記述問題 1: 江國香織の小説を紹介する抜粋において、主人公の桃の職業は何ですか。
記述問題 2: 江國香織の小説を紹介する抜粋から、「えくに・かおり●1964年東」から「たところだからだと思います」」までの部分をそのまま書き写してください。
記述問題 3: 江國香織の小説を紹介する抜粋のうち、「小説は歯科医の桃が」で始まる段落を、主要な事実を残して箇条書きにまとめてください。

提供抜粋:
◆ ◆ ◆ ◆
えくに・かおり●1964年東京生まれ。児童文学から出発し、恋愛小説、エッセイ、翻訳と幅広く活躍。92年『きらきらひかる』で紫式部文学賞、2002年『泳ぐのに、安全でも適切でもありません』で山本周五郎賞、04年『号泣する準備はできていた』で直木賞、12年『犬とハモニカ』で川端康成文学賞を受賞。
 

 夜空に輝く月は美しい。でもそれを望遠鏡で見たら、どうだろう。再び原点に立つような気持ちで描かれた本作は、そんなスリリングな発見に満ちた恋愛小説だ。それは“江國香織がここまで描くんだ”という驚きでもある。

「なるべく野ざらしに、普段おそらく見せたくないと本人が思っているであろうところまで見せたかったんです。それは“おんなじじゃん”って気持ちがあったからかもしれない。熱愛してる人も恋愛なんて興味ないと思ってる人も、誰かを欲しいとは思っている。あるいは仕事をバリバリやっている人も専業主婦の人も、みんな、一見違ってても、みんな、おんなじように孤独だったりする。おんなじに見えるくらい表面の差をとれるといいなと。人々を裸にしたかったんですね。いろんな年齢のいろんな人々を出来るだけ無加工な感じで出したいと思った」

これは、ふたりの女の子のその後の物語でもある

 小説は歯科医の桃が、親友のヒビキの母・和枝の葬儀から帰宅したところから始まる。桃は婚約者同然だった石羽と別れたばかり。9歳年下の恋人・鯖崎に「会いたい」と思っている。

「あの冒頭の桃が鯖崎を想う場面というのは私の中では定番で、恋に堕ちるとそうなりますよねということがいくつか出てきます。その夜はお葬式の後なので、何か食べなきゃと思ったり、セックスをするとか生きてることを確認したくなる。桃はそれまでおそらく石羽と結婚するであろうという物語の中に生きていたけれど、今はその物語の外に出たばかり。それは単なる恋人のいる・いないではなく、自分が持っていたはずの物語を失っている状態で、そういう時に人はまさに“裸になる”。小説の冒頭が体の感覚がすごく濃い感じになっているのはそのせいで、桃がまさに一匹の動物として野に還り咲いたところだからだと思います」
◆ ◆ ◆ ◆
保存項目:
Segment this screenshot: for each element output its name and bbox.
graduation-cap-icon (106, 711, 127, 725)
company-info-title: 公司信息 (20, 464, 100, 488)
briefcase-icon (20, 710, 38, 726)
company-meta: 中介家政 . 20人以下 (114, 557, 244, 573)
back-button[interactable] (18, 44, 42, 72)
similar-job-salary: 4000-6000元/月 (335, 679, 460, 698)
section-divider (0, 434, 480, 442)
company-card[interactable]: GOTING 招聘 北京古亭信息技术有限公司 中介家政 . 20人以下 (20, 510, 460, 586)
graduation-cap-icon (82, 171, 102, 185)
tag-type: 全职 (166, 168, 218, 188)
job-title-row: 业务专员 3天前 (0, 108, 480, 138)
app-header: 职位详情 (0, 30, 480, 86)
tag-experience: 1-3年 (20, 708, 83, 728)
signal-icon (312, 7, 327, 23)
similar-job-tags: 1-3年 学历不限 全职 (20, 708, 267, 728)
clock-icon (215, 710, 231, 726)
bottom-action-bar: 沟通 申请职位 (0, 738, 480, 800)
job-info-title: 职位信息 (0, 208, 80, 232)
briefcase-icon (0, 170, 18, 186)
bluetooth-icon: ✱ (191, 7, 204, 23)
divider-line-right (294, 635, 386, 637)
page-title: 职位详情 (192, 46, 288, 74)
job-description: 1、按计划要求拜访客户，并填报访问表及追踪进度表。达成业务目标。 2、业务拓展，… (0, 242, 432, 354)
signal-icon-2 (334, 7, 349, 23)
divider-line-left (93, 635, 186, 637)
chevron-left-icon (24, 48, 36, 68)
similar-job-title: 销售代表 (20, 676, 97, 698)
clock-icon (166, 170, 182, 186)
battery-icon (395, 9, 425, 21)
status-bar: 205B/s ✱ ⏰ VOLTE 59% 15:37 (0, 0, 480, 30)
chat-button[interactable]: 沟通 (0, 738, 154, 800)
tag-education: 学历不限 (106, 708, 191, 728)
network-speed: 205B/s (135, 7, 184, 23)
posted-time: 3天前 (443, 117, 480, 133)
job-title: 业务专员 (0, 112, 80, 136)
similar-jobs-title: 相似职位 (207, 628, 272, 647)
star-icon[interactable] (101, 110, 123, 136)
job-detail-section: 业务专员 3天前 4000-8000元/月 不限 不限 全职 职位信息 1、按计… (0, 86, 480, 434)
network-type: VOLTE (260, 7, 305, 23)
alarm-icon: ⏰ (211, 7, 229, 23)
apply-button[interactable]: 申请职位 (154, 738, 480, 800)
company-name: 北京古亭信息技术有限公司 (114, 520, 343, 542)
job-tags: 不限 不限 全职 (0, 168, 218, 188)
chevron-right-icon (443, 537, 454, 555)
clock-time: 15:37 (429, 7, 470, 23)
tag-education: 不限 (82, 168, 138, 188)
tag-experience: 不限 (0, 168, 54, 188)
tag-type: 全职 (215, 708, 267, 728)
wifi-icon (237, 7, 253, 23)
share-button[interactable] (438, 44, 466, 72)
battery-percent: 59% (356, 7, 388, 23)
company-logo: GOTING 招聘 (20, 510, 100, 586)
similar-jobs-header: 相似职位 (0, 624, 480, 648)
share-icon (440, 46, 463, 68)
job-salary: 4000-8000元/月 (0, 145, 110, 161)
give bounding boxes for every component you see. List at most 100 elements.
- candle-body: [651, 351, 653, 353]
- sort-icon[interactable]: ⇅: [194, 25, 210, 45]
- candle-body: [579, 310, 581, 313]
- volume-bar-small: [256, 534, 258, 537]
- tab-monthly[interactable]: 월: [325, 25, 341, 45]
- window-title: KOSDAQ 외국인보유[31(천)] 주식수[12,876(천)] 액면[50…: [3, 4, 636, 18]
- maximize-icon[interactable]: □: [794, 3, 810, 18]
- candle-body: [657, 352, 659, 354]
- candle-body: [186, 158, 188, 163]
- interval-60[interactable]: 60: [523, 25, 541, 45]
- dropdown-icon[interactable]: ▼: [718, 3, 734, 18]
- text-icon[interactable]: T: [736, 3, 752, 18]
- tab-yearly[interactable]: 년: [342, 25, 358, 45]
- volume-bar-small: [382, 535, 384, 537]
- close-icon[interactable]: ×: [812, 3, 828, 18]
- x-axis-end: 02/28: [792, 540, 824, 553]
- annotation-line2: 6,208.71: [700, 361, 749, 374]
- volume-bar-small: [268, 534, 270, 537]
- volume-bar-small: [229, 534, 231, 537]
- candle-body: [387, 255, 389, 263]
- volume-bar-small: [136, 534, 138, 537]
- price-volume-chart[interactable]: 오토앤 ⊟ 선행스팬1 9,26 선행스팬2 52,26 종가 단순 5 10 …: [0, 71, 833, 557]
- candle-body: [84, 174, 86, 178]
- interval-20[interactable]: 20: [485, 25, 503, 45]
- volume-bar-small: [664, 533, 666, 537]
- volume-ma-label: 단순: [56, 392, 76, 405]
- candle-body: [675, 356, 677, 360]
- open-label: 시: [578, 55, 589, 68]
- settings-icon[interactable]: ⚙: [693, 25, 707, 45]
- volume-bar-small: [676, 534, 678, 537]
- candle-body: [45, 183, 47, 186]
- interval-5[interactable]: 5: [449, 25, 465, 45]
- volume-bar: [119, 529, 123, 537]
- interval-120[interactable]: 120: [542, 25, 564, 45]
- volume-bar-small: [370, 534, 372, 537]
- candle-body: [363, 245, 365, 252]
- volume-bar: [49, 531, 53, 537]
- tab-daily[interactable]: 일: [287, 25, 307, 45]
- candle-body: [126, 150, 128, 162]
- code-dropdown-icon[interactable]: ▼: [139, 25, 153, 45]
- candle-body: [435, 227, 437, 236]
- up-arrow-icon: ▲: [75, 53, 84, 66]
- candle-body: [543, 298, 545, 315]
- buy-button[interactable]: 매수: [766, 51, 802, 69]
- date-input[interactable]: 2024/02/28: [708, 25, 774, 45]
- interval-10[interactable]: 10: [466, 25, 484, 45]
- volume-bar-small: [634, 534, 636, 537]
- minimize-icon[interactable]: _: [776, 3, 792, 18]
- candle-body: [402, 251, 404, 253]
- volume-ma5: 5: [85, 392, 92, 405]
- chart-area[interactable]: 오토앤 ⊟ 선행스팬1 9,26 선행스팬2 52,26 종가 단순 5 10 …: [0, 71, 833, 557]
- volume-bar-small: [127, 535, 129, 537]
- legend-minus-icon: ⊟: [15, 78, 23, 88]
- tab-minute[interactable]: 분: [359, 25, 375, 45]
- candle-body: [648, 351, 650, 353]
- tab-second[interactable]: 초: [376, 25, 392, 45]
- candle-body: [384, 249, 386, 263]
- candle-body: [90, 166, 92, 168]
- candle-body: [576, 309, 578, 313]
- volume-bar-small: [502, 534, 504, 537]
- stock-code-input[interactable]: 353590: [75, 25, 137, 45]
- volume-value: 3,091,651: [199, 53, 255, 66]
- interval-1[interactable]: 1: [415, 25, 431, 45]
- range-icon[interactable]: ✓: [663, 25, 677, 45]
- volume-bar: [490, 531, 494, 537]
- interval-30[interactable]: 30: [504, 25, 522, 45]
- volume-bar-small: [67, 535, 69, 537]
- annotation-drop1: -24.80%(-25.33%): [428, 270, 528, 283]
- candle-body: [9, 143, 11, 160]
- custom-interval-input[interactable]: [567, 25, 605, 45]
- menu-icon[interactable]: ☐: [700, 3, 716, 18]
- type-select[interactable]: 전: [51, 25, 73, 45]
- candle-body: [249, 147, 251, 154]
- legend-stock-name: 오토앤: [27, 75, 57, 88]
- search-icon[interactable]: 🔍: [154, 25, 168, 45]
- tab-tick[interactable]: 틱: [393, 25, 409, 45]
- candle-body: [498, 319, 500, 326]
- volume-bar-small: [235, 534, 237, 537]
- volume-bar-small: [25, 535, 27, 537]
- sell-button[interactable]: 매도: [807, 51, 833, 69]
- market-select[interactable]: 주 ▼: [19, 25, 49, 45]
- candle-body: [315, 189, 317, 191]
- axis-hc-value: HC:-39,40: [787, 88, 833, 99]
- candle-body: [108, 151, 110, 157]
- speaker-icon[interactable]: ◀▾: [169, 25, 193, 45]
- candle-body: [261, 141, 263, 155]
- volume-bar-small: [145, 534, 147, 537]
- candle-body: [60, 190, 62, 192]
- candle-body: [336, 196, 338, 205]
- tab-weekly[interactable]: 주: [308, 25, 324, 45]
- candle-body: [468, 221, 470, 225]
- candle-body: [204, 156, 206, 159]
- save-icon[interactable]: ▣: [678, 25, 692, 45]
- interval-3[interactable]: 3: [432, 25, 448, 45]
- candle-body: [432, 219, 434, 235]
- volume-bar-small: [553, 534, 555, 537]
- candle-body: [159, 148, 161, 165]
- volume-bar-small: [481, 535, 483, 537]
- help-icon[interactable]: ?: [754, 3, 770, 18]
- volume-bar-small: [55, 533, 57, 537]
◆ ◆ ◆ ◆
解答例 1: 歯科医です。

解答例 2:
えくに・かおり●1964年東京生まれ。児童文学から出発し、恋愛小説、エッセイ、翻訳と幅広く活躍。92年『きらきらひかる』で紫式部文学賞、2002年『泳ぐのに、安全でも適切でもありません』で山本周五郎賞、04年『号泣する準備はできていた』で直木賞、12年『犬とハモニカ』で川端康成文学賞を受賞。
 

 夜空に輝く月は美しい。でもそれを望遠鏡で見たら、どうだろう。再び原点に立つような気持ちで描かれた本作は、そんなスリリングな発見に満ちた恋愛小説だ。それは“江國香織がここまで描くんだ”という驚きでもある。

「なるべく野ざらしに、普段おそらく見せたくないと本人が思っているであろうところまで見せたかったんです。それは“おんなじじゃん”って気持ちがあったからかもしれない。熱愛してる人も恋愛なんて興味ないと思ってる人も、誰かを欲しいとは思っている。あるいは仕事をバリバリやっている人も専業主婦の人も、みんな、一見違ってても、みんな、おんなじように孤独だったりする。おんなじに見えるくらい表面の差をとれるといいなと。人々を裸にしたかったんですね。いろんな年齢のいろんな人々を出来るだけ無加工な感じで出したいと思った」

これは、ふたりの女の子のその後の物語でもある

 小説は歯科医の桃が、親友のヒビキの母・和枝の葬儀から帰宅したところから始まる。桃は婚約者同然だった石羽と別れたばかり。9歳年下の恋人・鯖崎に「会いたい」と思っている。

「あの冒頭の桃が鯖崎を想う場面というのは私の中では定番で、恋に堕ちるとそうなりますよねということがいくつか出てきます。その夜はお葬式の後なので、何か食べなきゃと思ったり、セックスをするとか生きてることを確認したくなる。桃はそれまでおそらく石羽と結婚するであろうという物語の中に生きていたけれど、今はその物語の外に出たばかり。それは単なる恋人のいる・いないではなく、自分が持っていたはずの物語を失っている状態で、そういう時に人はまさに“裸になる”。小説の冒頭が体の感覚がすごく濃い感じになっているのはそのせいで、桃がまさに一匹の動物として野に還り咲いたところだからだと思います」

解答例 3:
- 小説は、歯科医の桃が親友ヒビキの母・和枝の葬儀から帰宅する場面で始まる。
- 桃は婚約者同然だった石羽と別れたばかりである。
- 桃は9歳年下の恋人・鯖崎に「会いたい」と思っている。